↓

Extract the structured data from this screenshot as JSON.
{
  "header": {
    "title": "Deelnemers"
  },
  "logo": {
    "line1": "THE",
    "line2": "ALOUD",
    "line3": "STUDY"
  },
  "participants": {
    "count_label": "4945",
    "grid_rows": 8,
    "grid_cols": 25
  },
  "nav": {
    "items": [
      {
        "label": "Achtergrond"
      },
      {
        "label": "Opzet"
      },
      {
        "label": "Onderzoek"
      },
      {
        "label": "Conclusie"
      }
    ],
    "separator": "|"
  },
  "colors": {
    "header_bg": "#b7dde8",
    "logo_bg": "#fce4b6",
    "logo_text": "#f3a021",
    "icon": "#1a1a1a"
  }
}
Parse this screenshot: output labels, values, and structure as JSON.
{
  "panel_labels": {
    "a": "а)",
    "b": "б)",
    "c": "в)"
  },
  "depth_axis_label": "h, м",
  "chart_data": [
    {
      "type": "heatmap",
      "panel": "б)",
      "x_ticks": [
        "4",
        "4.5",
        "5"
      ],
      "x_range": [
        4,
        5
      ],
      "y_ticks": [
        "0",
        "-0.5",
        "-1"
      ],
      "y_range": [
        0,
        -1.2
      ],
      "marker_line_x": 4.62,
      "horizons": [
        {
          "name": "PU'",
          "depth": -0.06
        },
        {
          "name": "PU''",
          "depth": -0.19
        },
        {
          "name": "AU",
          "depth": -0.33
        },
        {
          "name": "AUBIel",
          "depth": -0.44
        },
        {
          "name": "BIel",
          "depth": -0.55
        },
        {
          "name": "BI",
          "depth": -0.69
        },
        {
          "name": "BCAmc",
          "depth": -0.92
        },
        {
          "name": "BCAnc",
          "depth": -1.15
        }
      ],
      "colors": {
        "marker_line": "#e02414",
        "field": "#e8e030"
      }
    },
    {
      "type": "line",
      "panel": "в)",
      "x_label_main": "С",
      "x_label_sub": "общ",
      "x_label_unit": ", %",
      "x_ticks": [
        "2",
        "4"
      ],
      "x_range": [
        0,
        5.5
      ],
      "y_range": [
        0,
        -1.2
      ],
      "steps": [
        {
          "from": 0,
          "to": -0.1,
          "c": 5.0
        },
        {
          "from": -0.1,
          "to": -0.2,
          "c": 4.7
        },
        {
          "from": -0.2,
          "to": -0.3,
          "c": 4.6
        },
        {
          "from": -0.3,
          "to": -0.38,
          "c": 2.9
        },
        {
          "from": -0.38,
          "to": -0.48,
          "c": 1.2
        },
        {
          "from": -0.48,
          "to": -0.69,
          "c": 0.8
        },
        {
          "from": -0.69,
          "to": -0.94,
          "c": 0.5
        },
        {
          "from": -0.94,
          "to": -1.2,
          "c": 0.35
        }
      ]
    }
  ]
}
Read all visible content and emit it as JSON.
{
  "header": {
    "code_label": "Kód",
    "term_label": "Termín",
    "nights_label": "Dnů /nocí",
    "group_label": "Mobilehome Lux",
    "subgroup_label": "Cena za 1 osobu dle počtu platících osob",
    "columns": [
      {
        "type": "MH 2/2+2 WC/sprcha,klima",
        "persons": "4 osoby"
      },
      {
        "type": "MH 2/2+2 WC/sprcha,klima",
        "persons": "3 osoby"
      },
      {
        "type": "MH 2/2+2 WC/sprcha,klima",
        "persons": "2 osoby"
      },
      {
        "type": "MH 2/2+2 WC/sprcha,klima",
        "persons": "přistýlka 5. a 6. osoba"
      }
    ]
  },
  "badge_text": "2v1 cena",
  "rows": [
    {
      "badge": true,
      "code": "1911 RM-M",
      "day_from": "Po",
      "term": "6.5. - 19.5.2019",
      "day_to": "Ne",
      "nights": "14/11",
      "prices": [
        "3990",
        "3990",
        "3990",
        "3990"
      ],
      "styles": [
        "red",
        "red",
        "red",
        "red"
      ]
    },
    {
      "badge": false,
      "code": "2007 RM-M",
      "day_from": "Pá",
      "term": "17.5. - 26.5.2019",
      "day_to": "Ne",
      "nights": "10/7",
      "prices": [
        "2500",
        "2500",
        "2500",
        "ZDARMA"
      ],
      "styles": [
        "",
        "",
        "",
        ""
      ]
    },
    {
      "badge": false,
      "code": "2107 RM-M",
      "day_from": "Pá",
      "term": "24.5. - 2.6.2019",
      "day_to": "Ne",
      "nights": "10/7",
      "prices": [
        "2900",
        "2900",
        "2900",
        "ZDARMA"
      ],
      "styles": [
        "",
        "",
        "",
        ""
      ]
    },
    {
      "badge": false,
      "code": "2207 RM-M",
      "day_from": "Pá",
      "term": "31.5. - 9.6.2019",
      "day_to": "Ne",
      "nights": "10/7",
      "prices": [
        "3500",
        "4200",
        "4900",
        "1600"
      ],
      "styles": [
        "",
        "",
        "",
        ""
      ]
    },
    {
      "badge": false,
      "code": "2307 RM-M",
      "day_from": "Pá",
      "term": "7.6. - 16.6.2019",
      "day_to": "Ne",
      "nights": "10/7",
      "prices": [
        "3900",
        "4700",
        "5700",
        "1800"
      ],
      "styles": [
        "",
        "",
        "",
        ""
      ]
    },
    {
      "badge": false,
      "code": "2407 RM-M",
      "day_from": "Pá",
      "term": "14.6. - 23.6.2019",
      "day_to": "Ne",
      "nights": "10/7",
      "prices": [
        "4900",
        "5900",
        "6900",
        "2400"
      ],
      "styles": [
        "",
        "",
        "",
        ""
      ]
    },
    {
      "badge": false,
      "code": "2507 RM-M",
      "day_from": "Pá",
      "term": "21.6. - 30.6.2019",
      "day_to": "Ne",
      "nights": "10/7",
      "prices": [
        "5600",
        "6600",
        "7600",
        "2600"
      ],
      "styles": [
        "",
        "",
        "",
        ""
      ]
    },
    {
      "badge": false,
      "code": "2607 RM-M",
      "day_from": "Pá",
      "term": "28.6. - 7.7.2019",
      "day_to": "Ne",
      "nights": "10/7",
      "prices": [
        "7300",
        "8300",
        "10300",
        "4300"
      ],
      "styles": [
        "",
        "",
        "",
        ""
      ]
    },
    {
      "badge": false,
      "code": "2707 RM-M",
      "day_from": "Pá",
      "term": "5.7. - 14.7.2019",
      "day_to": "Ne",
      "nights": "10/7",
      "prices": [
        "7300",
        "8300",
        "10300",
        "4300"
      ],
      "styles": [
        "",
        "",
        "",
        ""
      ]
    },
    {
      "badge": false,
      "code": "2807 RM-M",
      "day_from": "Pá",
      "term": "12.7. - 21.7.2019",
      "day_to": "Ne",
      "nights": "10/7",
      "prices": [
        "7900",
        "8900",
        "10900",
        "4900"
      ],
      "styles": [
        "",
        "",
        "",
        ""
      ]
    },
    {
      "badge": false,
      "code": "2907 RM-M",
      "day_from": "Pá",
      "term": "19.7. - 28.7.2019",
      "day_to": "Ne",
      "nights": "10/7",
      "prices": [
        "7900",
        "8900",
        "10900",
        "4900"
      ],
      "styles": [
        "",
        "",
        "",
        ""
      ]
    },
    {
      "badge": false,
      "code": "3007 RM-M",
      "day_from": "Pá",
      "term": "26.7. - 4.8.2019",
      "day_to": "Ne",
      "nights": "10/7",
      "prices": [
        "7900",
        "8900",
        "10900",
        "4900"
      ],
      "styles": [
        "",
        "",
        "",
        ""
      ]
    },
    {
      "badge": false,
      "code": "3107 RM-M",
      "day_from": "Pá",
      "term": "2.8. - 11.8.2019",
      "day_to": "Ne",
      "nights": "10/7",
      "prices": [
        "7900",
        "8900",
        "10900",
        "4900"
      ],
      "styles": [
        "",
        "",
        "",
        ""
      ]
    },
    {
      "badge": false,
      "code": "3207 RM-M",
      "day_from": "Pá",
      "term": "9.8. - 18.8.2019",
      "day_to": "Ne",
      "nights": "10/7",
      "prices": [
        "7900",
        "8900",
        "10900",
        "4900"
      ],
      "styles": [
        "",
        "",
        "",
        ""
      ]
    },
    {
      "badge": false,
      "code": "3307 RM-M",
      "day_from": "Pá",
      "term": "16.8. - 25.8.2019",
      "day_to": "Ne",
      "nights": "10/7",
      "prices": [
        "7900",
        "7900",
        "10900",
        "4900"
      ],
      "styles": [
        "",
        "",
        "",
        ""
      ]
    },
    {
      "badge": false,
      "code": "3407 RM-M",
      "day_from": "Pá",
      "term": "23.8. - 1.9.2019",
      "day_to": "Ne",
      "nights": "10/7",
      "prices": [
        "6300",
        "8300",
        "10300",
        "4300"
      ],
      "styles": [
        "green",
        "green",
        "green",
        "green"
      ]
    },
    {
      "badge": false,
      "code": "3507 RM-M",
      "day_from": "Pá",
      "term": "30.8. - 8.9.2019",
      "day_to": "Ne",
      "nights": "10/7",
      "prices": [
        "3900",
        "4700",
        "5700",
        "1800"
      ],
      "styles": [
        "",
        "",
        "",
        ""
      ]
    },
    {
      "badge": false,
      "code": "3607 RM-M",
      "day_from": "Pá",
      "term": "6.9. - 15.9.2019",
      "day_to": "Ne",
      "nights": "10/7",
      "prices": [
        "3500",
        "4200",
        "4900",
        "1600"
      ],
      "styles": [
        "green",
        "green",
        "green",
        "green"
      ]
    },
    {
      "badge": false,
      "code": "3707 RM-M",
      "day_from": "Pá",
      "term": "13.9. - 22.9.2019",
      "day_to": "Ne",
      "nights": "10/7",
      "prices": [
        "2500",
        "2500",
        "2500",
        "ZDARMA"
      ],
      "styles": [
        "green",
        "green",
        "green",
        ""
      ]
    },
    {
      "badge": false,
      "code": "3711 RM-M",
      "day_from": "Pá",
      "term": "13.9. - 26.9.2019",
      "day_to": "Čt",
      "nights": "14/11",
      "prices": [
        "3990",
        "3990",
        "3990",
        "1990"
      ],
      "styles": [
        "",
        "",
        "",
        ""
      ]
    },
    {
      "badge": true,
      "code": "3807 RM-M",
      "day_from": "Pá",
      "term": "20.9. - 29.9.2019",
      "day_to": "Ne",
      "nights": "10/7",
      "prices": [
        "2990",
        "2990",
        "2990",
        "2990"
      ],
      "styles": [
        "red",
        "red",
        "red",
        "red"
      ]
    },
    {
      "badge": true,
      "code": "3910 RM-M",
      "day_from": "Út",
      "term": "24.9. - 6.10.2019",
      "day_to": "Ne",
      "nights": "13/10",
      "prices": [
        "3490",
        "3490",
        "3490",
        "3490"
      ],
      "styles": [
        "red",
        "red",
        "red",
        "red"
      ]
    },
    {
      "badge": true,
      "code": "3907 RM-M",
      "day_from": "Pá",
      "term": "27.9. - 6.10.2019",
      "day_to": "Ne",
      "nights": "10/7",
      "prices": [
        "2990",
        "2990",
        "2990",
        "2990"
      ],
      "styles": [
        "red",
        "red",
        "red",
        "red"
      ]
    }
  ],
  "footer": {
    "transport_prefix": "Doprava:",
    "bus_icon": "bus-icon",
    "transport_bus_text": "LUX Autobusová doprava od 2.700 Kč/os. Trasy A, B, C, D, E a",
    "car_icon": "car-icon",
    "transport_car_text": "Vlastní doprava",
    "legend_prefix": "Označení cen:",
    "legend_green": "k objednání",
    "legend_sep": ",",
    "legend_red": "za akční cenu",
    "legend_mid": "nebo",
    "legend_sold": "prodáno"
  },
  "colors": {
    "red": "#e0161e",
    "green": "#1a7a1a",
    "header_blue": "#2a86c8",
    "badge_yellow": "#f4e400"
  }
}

↑

Collect the complete line wherever the string "JSON" appears in the records.

Extract the structured data from this screenshot as JSON.
Parse this screenshot: output labels, values, and structure as JSON.
Read all visible content and emit it as JSON.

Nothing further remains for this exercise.